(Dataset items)
********
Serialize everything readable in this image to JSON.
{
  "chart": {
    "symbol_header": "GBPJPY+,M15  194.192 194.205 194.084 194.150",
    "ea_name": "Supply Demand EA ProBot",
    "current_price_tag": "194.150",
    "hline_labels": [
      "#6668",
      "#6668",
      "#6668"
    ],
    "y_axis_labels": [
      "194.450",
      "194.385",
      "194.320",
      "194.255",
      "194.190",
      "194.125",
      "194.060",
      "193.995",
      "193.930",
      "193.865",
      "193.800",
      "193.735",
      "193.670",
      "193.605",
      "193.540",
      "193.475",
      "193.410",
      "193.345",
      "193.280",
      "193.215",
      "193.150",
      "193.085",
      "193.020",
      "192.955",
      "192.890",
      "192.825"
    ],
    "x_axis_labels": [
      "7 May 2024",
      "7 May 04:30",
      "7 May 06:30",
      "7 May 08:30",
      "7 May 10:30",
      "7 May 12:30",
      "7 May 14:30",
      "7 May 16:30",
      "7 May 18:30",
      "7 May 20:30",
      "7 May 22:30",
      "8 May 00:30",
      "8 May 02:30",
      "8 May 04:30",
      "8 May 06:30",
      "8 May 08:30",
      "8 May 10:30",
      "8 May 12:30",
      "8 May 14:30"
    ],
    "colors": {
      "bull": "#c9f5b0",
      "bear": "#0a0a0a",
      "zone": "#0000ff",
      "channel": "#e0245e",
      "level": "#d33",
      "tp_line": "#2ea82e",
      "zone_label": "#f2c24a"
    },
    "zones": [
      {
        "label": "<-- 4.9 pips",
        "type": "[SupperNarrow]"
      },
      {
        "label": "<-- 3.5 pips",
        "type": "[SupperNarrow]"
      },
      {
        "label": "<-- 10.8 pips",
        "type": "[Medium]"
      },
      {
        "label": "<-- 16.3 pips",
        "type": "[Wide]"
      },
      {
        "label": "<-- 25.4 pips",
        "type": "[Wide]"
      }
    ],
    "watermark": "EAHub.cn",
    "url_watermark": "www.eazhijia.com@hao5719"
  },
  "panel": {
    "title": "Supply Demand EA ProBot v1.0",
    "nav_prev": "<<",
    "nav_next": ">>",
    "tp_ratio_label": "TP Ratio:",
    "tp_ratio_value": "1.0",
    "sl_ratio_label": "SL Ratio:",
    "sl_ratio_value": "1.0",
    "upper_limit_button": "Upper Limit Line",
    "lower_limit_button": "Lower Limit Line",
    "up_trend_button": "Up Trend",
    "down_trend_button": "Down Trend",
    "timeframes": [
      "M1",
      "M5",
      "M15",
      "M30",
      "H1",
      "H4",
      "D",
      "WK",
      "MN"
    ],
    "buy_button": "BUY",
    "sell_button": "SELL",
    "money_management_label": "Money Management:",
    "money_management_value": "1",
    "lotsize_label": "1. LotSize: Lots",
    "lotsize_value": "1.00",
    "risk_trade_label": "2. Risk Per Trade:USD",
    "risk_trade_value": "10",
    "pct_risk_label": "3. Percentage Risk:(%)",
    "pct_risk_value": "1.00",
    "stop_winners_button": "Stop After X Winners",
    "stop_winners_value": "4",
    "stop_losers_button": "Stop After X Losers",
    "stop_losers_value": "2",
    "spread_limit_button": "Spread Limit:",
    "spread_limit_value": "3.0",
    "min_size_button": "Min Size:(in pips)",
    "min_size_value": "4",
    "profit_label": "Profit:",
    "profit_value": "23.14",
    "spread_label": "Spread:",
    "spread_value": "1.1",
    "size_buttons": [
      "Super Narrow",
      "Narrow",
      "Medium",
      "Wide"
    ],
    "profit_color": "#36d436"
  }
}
********
The request
Every record above needs to be repeated word for word.

Result of the exercise
Serialize everything readable in this image to JSON.
{
  "chart": {
    "symbol_header": "GBPJPY+,M15  194.192 194.205 194.084 194.150",
    "ea_name": "Supply Demand EA ProBot",
    "current_price_tag": "194.150",
    "hline_labels": [
      "#6668",
      "#6668",
      "#6668"
    ],
    "y_axis_labels": [
      "194.450",
      "194.385",
      "194.320",
      "194.255",
      "194.190",
      "194.125",
      "194.060",
      "193.995",
      "193.930",
      "193.865",
      "193.800",
      "193.735",
      "193.670",
      "193.605",
      "193.540",
      "193.475",
      "193.410",
      "193.345",
      "193.280",
      "193.215",
      "193.150",
      "193.085",
      "193.020",
      "192.955",
      "192.890",
      "192.825"
    ],
    "x_axis_labels": [
      "7 May 2024",
      "7 May 04:30",
      "7 May 06:30",
      "7 May 08:30",
      "7 May 10:30",
      "7 May 12:30",
      "7 May 14:30",
      "7 May 16:30",
      "7 May 18:30",
      "7 May 20:30",
      "7 May 22:30",
      "8 May 00:30",
      "8 May 02:30",
      "8 May 04:30",
      "8 May 06:30",
      "8 May 08:30",
      "8 May 10:30",
      "8 May 12:30",
      "8 May 14:30"
    ],
    "colors": {
      "bull": "#c9f5b0",
      "bear": "#0a0a0a",
      "zone": "#0000ff",
      "channel": "#e0245e",
      "level": "#d33",
      "tp_line": "#2ea82e",
      "zone_label": "#f2c24a"
    },
    "zones": [
      {
        "label": "<-- 4.9 pips",
        "type": "[SupperNarrow]"
      },
      {
        "label": "<-- 3.5 pips",
        "type": "[SupperNarrow]"
      },
      {
        "label": "<-- 10.8 pips",
        "type": "[Medium]"
      },
      {
        "label": "<-- 16.3 pips",
        "type": "[Wide]"
      },
      {
        "label": "<-- 25.4 pips",
        "type": "[Wide]"
      }
    ],
    "watermark": "EAHub.cn",
    "url_watermark": "www.eazhijia.com@hao5719"
  },
  "panel": {
    "title": "Supply Demand EA ProBot v1.0",
    "nav_prev": "<<",
    "nav_next": ">>",
    "tp_ratio_label": "TP Ratio:",
    "tp_ratio_value": "1.0",
    "sl_ratio_label": "SL Ratio:",
    "sl_ratio_value": "1.0",
    "upper_limit_button": "Upper Limit Line",
    "lower_limit_button": "Lower Limit Line",
    "up_trend_button": "Up Trend",
    "down_trend_button": "Down Trend",
    "timeframes": [
      "M1",
      "M5",
      "M15",
      "M30",
      "H1",
      "H4",
      "D",
      "WK",
      "MN"
    ],
    "buy_button": "BUY",
    "sell_button": "SELL",
    "money_management_label": "Money Management:",
    "money_management_value": "1",
    "lotsize_label": "1. LotSize: Lots",
    "lotsize_value": "1.00",
    "risk_trade_label": "2. Risk Per Trade:USD",
    "risk_trade_value": "10",
    "pct_risk_label": "3. Percentage Risk:(%)",
    "pct_risk_value": "1.00",
    "stop_winners_button": "Stop After X Winners",
    "stop_winners_value": "4",
    "stop_losers_button": "Stop After X Losers",
    "stop_losers_value": "2",
    "spread_limit_button": "Spread Limit:",
    "spread_limit_value": "3.0",
    "min_size_button": "Min Size:(in pips)",
    "min_size_value": "4",
    "profit_label": "Profit:",
    "profit_value": "23.14",
    "spread_label": "Spread:",
    "spread_value": "1.1",
    "size_buttons": [
      "Super Narrow",
      "Narrow",
      "Medium",
      "Wide"
    ],
    "profit_color": "#36d436"
  }
}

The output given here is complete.